THE REQUEST:
Look through the listing for the word "illorum". Copy each line that has it.

(Dataset entries)
===
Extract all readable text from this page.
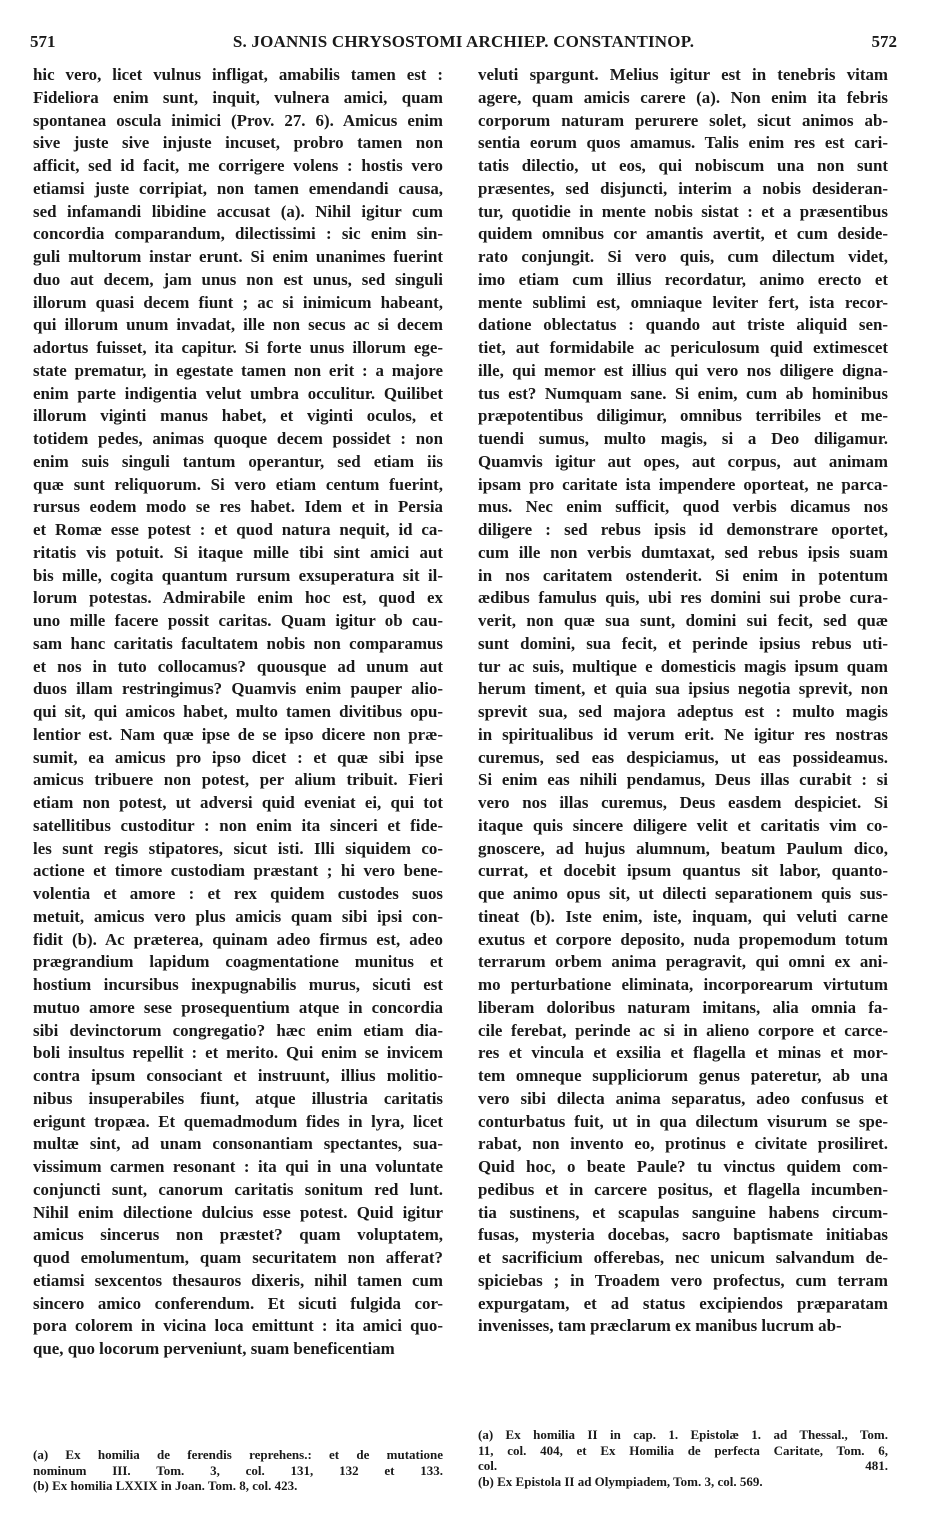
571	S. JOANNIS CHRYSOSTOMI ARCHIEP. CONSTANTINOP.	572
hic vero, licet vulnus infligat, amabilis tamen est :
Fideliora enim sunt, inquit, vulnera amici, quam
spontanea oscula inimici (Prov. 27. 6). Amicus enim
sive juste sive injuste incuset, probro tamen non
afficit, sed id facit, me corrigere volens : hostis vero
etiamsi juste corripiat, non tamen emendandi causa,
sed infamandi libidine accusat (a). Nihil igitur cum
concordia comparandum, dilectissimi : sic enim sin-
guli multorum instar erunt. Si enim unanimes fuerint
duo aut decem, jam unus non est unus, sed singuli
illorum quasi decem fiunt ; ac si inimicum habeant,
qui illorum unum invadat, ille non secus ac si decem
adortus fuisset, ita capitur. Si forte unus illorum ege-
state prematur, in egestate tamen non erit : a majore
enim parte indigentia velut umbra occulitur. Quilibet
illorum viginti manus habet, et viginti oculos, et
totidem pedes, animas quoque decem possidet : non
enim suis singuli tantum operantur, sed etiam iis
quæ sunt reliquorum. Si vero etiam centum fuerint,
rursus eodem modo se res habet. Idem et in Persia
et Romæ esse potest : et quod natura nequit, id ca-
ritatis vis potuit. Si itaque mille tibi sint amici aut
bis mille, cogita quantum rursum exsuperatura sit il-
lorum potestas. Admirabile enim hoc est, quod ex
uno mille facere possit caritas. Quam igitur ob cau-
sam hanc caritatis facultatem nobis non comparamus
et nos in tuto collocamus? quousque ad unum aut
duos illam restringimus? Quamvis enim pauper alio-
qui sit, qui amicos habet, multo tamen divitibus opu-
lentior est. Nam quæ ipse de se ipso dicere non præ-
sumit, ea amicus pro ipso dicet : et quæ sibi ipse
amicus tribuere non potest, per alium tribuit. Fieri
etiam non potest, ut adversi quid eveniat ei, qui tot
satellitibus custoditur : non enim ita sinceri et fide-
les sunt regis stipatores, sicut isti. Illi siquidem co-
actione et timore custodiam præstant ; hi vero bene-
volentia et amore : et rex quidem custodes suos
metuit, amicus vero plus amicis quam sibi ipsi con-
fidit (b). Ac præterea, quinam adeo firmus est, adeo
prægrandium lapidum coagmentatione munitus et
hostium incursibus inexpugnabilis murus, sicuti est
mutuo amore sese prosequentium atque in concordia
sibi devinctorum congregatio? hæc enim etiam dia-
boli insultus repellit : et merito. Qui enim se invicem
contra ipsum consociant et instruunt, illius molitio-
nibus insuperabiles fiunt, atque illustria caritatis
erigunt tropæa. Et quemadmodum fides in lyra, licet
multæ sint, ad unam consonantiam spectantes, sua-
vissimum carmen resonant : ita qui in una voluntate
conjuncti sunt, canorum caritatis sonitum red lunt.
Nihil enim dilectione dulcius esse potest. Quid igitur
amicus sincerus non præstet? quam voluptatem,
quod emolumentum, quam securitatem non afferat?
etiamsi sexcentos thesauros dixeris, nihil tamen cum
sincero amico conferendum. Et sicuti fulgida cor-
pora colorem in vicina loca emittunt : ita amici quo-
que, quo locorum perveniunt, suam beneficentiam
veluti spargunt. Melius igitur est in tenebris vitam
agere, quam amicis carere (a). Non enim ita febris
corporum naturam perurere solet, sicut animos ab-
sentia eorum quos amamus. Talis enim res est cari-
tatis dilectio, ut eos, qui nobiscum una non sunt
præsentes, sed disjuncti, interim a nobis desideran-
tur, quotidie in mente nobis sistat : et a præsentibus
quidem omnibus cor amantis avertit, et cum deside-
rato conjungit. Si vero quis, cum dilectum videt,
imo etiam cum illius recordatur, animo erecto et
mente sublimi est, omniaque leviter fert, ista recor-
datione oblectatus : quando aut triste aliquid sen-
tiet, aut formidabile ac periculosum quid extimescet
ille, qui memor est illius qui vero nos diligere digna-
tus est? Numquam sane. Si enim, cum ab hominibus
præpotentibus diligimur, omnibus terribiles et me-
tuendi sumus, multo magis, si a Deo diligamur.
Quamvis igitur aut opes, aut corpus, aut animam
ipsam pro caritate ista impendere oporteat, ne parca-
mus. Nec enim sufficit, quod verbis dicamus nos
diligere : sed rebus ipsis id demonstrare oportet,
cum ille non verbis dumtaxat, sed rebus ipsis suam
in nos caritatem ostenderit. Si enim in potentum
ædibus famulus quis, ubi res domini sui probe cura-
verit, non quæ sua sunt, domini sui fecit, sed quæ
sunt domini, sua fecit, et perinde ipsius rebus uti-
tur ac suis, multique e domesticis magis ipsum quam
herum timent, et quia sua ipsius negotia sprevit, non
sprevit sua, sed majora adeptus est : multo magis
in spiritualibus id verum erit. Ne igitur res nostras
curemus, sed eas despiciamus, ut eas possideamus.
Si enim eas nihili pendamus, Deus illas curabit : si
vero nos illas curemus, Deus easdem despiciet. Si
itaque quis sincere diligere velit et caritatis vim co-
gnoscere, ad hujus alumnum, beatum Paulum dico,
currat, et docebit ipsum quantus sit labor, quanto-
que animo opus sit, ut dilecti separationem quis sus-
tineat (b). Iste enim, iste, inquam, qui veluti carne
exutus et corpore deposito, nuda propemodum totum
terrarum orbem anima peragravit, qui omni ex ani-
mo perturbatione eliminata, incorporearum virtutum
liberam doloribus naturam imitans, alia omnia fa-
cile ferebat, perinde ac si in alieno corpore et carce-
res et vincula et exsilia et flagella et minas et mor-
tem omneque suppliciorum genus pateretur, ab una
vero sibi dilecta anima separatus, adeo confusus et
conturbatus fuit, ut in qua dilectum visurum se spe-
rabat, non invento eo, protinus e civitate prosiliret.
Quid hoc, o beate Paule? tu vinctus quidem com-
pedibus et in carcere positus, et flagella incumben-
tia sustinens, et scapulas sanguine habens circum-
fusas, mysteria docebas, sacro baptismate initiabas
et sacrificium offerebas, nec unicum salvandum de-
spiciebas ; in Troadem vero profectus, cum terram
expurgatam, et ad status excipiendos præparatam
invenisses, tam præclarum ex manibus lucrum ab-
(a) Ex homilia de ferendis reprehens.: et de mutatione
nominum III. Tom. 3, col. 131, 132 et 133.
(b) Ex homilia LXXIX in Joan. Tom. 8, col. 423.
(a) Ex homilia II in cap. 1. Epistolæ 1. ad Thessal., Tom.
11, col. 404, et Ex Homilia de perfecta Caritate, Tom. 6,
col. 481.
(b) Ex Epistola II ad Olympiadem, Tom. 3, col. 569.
===
THE SOLUTION:
illorum quasi decem fiunt ; ac si inimicum habeant,
qui illorum unum invadat, ille non secus ac si decem
adortus fuisset, ita capitur. Si forte unus illorum ege-
illorum viginti manus habet, et viginti oculos, et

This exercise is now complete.